# Data for processing:

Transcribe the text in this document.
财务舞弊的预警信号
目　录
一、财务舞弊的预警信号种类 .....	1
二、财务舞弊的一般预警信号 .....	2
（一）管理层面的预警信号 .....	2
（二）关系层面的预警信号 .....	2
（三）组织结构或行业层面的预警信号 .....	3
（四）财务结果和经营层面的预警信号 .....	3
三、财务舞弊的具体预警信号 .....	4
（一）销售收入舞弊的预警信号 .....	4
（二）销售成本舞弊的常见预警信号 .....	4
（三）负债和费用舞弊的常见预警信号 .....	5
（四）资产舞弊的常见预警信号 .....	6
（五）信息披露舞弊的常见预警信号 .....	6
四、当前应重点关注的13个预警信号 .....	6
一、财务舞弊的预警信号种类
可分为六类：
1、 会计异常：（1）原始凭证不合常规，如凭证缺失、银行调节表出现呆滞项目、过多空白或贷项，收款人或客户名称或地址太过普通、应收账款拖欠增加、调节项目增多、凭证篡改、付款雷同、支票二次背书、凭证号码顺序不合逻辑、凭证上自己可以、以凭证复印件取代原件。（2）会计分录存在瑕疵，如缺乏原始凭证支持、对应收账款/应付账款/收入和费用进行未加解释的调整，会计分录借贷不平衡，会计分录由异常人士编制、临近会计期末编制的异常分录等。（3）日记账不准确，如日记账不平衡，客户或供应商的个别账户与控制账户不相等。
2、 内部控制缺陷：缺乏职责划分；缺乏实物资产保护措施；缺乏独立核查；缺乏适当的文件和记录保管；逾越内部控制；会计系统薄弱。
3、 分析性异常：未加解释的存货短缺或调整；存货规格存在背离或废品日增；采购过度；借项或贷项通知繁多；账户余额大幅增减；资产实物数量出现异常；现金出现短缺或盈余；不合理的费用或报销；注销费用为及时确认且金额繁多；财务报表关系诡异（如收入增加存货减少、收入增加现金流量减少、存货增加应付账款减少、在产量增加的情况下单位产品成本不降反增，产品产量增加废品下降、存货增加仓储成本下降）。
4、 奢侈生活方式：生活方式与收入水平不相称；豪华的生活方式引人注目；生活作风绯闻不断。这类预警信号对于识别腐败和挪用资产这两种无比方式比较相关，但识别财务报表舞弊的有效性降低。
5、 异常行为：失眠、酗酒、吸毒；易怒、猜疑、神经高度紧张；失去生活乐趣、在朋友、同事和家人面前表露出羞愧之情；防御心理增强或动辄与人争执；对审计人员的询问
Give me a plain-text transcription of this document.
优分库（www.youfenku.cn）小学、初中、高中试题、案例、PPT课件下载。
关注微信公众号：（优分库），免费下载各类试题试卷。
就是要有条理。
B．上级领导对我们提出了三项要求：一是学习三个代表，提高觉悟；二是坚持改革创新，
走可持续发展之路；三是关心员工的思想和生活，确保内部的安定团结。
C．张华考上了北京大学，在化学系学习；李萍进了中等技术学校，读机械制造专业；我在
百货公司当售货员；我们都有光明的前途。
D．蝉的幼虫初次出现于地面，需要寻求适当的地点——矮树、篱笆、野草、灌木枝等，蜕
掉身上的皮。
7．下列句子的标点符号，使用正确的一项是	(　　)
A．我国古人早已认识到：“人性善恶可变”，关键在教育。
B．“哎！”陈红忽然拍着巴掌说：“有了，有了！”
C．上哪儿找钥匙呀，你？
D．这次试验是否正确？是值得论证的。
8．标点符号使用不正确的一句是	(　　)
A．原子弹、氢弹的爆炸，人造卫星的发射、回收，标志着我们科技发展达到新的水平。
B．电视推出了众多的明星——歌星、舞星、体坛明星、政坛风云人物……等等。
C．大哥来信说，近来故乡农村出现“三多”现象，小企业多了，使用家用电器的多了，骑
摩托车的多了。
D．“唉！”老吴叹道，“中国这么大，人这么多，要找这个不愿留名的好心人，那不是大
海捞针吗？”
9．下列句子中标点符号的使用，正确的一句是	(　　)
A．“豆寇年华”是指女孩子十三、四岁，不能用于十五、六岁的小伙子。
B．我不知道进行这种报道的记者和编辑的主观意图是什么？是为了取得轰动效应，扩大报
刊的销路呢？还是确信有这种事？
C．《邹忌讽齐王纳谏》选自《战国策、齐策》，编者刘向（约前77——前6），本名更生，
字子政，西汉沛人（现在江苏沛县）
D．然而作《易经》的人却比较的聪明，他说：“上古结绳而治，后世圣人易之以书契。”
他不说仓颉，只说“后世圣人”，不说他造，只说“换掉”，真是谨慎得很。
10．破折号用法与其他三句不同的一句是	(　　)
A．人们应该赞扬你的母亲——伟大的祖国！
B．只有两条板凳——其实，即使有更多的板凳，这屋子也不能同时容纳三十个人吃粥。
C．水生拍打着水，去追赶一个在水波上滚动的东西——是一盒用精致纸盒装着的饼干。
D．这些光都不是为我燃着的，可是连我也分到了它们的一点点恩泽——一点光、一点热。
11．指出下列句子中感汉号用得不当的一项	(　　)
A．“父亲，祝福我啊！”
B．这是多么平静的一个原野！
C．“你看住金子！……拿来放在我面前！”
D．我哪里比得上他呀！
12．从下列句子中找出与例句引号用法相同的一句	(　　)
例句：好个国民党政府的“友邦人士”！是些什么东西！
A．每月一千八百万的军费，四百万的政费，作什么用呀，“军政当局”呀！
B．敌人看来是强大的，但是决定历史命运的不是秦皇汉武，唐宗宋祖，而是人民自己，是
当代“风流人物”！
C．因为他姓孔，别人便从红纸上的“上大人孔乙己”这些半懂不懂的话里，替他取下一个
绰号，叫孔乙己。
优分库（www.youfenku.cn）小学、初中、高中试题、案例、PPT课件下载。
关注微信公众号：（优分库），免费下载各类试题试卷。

# Exercise aim:
Retype each record exactly, leaving nothing out.

# Task solution:
Transcribe the text in this document.
财务舞弊的预警信号
目　录
一、财务舞弊的预警信号种类 .....	1
二、财务舞弊的一般预警信号 .....	2
（一）管理层面的预警信号 .....	2
（二）关系层面的预警信号 .....	2
（三）组织结构或行业层面的预警信号 .....	3
（四）财务结果和经营层面的预警信号 .....	3
三、财务舞弊的具体预警信号 .....	4
（一）销售收入舞弊的预警信号 .....	4
（二）销售成本舞弊的常见预警信号 .....	4
（三）负债和费用舞弊的常见预警信号 .....	5
（四）资产舞弊的常见预警信号 .....	6
（五）信息披露舞弊的常见预警信号 .....	6
四、当前应重点关注的13个预警信号 .....	6
一、财务舞弊的预警信号种类
可分为六类：
1、 会计异常：（1）原始凭证不合常规，如凭证缺失、银行调节表出现呆滞项目、过多空白或贷项，收款人或客户名称或地址太过普通、应收账款拖欠增加、调节项目增多、凭证篡改、付款雷同、支票二次背书、凭证号码顺序不合逻辑、凭证上自己可以、以凭证复印件取代原件。（2）会计分录存在瑕疵，如缺乏原始凭证支持、对应收账款/应付账款/收入和费用进行未加解释的调整，会计分录借贷不平衡，会计分录由异常人士编制、临近会计期末编制的异常分录等。（3）日记账不准确，如日记账不平衡，客户或供应商的个别账户与控制账户不相等。
2、 内部控制缺陷：缺乏职责划分；缺乏实物资产保护措施；缺乏独立核查；缺乏适当的文件和记录保管；逾越内部控制；会计系统薄弱。
3、 分析性异常：未加解释的存货短缺或调整；存货规格存在背离或废品日增；采购过度；借项或贷项通知繁多；账户余额大幅增减；资产实物数量出现异常；现金出现短缺或盈余；不合理的费用或报销；注销费用为及时确认且金额繁多；财务报表关系诡异（如收入增加存货减少、收入增加现金流量减少、存货增加应付账款减少、在产量增加的情况下单位产品成本不降反增，产品产量增加废品下降、存货增加仓储成本下降）。
4、 奢侈生活方式：生活方式与收入水平不相称；豪华的生活方式引人注目；生活作风绯闻不断。这类预警信号对于识别腐败和挪用资产这两种无比方式比较相关，但识别财务报表舞弊的有效性降低。
5、 异常行为：失眠、酗酒、吸毒；易怒、猜疑、神经高度紧张；失去生活乐趣、在朋友、同事和家人面前表露出羞愧之情；防御心理增强或动辄与人争执；对审计人员的询问
Give me a plain-text transcription of this document.
优分库（www.youfenku.cn）小学、初中、高中试题、案例、PPT课件下载。
关注微信公众号：（优分库），免费下载各类试题试卷。
就是要有条理。
B．上级领导对我们提出了三项要求：一是学习三个代表，提高觉悟；二是坚持改革创新，
走可持续发展之路；三是关心员工的思想和生活，确保内部的安定团结。
C．张华考上了北京大学，在化学系学习；李萍进了中等技术学校，读机械制造专业；我在
百货公司当售货员；我们都有光明的前途。
D．蝉的幼虫初次出现于地面，需要寻求适当的地点——矮树、篱笆、野草、灌木枝等，蜕
掉身上的皮。
7．下列句子的标点符号，使用正确的一项是	(　　)
A．我国古人早已认识到：“人性善恶可变”，关键在教育。
B．“哎！”陈红忽然拍着巴掌说：“有了，有了！”
C．上哪儿找钥匙呀，你？
D．这次试验是否正确？是值得论证的。
8．标点符号使用不正确的一句是	(　　)
A．原子弹、氢弹的爆炸，人造卫星的发射、回收，标志着我们科技发展达到新的水平。
B．电视推出了众多的明星——歌星、舞星、体坛明星、政坛风云人物……等等。
C．大哥来信说，近来故乡农村出现“三多”现象，小企业多了，使用家用电器的多了，骑
摩托车的多了。
D．“唉！”老吴叹道，“中国这么大，人这么多，要找这个不愿留名的好心人，那不是大
海捞针吗？”
9．下列句子中标点符号的使用，正确的一句是	(　　)
A．“豆寇年华”是指女孩子十三、四岁，不能用于十五、六岁的小伙子。
B．我不知道进行这种报道的记者和编辑的主观意图是什么？是为了取得轰动效应，扩大报
刊的销路呢？还是确信有这种事？
C．《邹忌讽齐王纳谏》选自《战国策、齐策》，编者刘向（约前77——前6），本名更生，
字子政，西汉沛人（现在江苏沛县）
D．然而作《易经》的人却比较的聪明，他说：“上古结绳而治，后世圣人易之以书契。”
他不说仓颉，只说“后世圣人”，不说他造，只说“换掉”，真是谨慎得很。
10．破折号用法与其他三句不同的一句是	(　　)
A．人们应该赞扬你的母亲——伟大的祖国！
B．只有两条板凳——其实，即使有更多的板凳，这屋子也不能同时容纳三十个人吃粥。
C．水生拍打着水，去追赶一个在水波上滚动的东西——是一盒用精致纸盒装着的饼干。
D．这些光都不是为我燃着的，可是连我也分到了它们的一点点恩泽——一点光、一点热。
11．指出下列句子中感汉号用得不当的一项	(　　)
A．“父亲，祝福我啊！”
B．这是多么平静的一个原野！
C．“你看住金子！……拿来放在我面前！”
D．我哪里比得上他呀！
12．从下列句子中找出与例句引号用法相同的一句	(　　)
例句：好个国民党政府的“友邦人士”！是些什么东西！
A．每月一千八百万的军费，四百万的政费，作什么用呀，“军政当局”呀！
B．敌人看来是强大的，但是决定历史命运的不是秦皇汉武，唐宗宋祖，而是人民自己，是
当代“风流人物”！
C．因为他姓孔，别人便从红纸上的“上大人孔乙己”这些半懂不懂的话里，替他取下一个
绰号，叫孔乙己。
优分库（www.youfenku.cn）小学、初中、高中试题、案例、PPT课件下载。
关注微信公众号：（优分库），免费下载各类试题试卷。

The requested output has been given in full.